=== TASK PROMPT ===
Rewrite the lines from the start of the records through the line holding "scan-document-icon xyxy=(840,918,890,968)", inclusive, as a numbered list with any blank lines omitted.

(Element location listings)
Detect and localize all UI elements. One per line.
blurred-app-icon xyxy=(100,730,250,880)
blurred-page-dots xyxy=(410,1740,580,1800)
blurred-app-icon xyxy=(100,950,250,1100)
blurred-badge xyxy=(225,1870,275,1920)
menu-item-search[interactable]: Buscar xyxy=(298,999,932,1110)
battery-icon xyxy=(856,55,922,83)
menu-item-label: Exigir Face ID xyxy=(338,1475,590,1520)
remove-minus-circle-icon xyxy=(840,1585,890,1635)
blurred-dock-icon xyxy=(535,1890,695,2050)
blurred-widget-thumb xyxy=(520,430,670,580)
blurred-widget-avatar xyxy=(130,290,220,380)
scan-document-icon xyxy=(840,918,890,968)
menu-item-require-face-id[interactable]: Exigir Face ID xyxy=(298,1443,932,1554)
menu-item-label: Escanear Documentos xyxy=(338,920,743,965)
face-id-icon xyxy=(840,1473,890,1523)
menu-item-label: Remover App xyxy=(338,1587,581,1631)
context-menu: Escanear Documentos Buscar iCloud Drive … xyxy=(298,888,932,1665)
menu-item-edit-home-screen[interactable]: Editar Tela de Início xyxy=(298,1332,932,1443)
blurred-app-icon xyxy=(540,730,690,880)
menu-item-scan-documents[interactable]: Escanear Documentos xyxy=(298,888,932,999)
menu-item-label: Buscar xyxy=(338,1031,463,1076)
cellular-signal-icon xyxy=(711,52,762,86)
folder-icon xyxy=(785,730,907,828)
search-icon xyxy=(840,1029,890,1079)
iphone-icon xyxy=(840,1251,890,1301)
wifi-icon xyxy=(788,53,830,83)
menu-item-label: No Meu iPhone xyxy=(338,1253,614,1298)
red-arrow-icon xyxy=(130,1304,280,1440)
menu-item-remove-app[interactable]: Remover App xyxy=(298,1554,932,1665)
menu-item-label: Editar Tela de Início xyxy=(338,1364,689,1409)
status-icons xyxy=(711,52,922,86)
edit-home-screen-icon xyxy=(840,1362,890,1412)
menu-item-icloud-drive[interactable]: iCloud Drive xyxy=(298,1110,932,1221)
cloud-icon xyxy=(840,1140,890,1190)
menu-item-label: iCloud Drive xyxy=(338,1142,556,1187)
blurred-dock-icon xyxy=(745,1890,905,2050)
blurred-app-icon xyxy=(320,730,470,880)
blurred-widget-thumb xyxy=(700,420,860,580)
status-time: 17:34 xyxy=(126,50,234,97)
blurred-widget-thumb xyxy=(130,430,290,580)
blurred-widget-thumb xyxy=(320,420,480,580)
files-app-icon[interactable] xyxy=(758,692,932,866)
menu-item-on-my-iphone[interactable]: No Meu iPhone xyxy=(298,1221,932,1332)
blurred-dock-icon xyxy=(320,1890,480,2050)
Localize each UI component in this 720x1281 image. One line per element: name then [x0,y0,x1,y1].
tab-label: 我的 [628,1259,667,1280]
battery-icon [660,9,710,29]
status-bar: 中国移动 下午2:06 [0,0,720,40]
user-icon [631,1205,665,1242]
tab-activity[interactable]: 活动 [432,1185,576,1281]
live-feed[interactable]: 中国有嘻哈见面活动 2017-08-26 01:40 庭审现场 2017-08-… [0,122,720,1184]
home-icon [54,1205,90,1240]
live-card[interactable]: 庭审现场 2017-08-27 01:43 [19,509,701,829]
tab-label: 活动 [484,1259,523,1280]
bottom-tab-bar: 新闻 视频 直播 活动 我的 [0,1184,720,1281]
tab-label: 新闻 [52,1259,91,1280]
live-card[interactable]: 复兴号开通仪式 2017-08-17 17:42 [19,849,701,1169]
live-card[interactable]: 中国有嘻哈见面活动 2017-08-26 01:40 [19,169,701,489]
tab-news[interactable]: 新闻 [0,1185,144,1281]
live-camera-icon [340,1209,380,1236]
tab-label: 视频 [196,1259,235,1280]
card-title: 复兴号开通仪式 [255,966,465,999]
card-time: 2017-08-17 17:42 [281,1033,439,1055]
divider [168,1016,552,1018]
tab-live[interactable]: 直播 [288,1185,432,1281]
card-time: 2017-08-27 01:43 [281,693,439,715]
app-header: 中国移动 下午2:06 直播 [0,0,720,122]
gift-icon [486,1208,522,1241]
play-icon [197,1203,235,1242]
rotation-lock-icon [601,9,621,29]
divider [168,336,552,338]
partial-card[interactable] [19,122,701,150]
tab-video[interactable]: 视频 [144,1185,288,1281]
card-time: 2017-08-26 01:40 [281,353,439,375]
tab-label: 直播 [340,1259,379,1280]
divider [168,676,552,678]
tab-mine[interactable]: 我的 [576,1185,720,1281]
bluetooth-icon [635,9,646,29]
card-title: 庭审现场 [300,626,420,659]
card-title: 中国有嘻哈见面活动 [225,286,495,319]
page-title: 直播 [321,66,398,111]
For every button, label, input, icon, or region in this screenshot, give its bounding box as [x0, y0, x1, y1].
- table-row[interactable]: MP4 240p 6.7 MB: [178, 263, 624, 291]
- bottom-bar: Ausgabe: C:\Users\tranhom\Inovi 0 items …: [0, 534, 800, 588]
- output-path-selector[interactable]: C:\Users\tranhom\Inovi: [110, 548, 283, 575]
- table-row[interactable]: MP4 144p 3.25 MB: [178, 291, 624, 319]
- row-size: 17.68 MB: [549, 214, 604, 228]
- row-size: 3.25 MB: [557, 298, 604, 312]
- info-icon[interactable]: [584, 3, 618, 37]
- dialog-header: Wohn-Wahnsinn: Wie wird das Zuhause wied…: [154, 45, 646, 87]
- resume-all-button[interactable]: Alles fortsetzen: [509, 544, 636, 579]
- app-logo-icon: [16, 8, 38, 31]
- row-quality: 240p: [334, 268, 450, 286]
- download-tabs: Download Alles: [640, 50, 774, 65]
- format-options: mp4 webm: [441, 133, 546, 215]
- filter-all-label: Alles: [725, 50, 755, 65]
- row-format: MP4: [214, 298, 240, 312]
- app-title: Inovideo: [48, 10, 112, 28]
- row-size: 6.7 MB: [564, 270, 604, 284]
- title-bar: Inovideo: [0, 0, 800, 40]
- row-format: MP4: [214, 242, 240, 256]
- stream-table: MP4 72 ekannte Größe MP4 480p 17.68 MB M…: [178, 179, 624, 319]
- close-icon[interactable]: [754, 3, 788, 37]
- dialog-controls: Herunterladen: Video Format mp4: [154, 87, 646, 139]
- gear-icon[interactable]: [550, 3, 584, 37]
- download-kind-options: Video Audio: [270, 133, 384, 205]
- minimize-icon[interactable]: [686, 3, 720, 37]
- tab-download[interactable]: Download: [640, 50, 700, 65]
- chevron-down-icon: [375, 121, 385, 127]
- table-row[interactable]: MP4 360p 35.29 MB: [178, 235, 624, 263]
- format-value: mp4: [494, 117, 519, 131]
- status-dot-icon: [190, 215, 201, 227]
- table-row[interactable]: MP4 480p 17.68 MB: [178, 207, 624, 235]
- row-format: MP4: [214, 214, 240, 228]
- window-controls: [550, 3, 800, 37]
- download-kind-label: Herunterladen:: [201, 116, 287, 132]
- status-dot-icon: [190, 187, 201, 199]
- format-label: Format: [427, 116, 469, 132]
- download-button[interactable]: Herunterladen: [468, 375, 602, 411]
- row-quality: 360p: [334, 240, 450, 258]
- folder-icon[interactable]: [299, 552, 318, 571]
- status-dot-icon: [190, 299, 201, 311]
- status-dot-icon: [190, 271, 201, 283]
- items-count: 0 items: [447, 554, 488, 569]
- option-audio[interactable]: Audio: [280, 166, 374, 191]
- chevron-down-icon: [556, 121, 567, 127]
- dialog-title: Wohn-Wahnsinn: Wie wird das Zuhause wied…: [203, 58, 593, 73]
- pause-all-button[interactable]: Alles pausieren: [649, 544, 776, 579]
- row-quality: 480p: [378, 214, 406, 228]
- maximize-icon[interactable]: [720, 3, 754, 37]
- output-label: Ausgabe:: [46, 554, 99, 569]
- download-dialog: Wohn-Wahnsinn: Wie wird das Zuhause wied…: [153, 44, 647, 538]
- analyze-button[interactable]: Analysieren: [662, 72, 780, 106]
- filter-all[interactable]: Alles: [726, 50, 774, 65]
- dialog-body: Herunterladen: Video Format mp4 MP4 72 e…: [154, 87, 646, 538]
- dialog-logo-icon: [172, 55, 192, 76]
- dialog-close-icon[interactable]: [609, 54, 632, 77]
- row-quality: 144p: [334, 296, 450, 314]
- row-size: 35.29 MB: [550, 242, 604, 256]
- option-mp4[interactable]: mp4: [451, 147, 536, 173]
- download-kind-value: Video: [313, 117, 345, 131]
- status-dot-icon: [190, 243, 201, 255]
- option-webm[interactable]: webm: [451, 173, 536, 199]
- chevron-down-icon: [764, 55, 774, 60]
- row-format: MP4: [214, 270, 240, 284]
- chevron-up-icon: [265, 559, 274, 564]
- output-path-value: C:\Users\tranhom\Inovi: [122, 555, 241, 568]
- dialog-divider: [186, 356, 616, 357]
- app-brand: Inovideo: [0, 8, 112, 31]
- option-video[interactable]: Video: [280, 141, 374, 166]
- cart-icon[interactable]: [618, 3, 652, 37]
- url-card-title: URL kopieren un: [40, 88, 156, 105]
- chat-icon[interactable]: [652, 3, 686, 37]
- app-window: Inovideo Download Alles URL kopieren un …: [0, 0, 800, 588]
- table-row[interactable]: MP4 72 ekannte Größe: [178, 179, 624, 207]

=== THE OUTPUT ===
1. Detect and localize all UI elements. One per line.
2. blurred-app-icon xyxy=(100,730,250,880)
3. blurred-page-dots xyxy=(410,1740,580,1800)
4. blurred-app-icon xyxy=(100,950,250,1100)
5. blurred-badge xyxy=(225,1870,275,1920)
6. menu-item-search[interactable]: Buscar xyxy=(298,999,932,1110)
7. battery-icon xyxy=(856,55,922,83)
8. menu-item-label: Exigir Face ID xyxy=(338,1475,590,1520)
9. remove-minus-circle-icon xyxy=(840,1585,890,1635)
10. blurred-dock-icon xyxy=(535,1890,695,2050)
11. blurred-widget-thumb xyxy=(520,430,670,580)
12. blurred-widget-avatar xyxy=(130,290,220,380)
13. scan-document-icon xyxy=(840,918,890,968)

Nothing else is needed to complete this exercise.